■ STORED ROWS:
□ □ □

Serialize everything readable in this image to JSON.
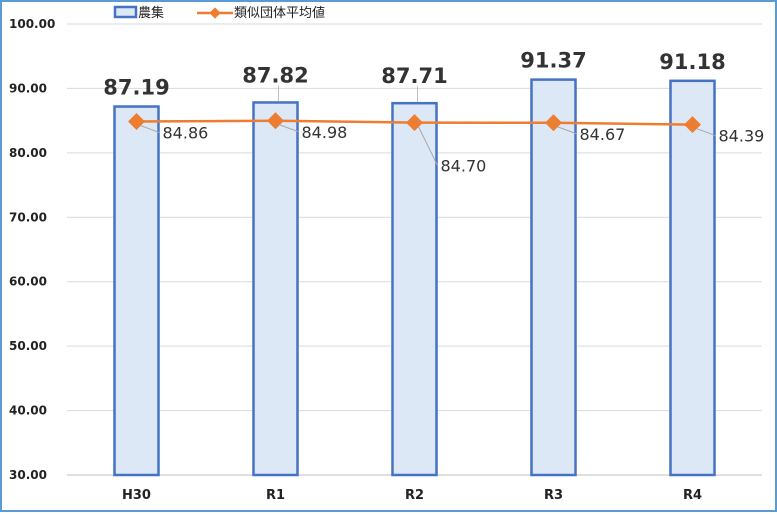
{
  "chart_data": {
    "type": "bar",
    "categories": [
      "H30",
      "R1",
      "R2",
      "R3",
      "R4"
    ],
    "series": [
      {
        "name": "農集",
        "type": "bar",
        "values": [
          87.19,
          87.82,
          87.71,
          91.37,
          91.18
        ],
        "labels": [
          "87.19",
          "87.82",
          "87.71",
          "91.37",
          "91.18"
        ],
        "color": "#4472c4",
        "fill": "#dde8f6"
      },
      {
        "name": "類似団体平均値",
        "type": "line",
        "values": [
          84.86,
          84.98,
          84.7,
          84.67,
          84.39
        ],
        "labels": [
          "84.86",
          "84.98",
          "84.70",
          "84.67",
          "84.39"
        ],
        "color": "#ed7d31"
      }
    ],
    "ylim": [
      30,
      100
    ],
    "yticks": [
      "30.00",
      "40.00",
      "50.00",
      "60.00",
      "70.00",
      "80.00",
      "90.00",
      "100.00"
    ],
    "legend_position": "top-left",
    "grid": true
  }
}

□ □ □

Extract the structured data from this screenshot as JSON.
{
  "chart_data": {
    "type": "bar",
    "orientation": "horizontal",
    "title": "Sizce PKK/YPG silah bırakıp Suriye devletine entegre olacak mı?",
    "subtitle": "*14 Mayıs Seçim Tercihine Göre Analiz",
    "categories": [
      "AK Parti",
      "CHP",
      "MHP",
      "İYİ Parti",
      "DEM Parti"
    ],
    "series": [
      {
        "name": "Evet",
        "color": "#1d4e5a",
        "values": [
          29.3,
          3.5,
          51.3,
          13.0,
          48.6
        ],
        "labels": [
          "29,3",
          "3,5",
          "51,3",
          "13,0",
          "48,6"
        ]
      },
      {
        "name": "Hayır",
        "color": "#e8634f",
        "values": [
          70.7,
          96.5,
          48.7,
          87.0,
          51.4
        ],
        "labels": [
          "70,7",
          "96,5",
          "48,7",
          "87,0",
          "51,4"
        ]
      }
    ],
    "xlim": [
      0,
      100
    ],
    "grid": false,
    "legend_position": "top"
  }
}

□ □ □

■ EXERCISE INSTRUCTIONS:
Reproduce each line holding the word "color".

■ ANSWER:
        "color": "#4472c4",
        "color": "#ed7d31"
        "color": "#1d4e5a",
        "color": "#e8634f",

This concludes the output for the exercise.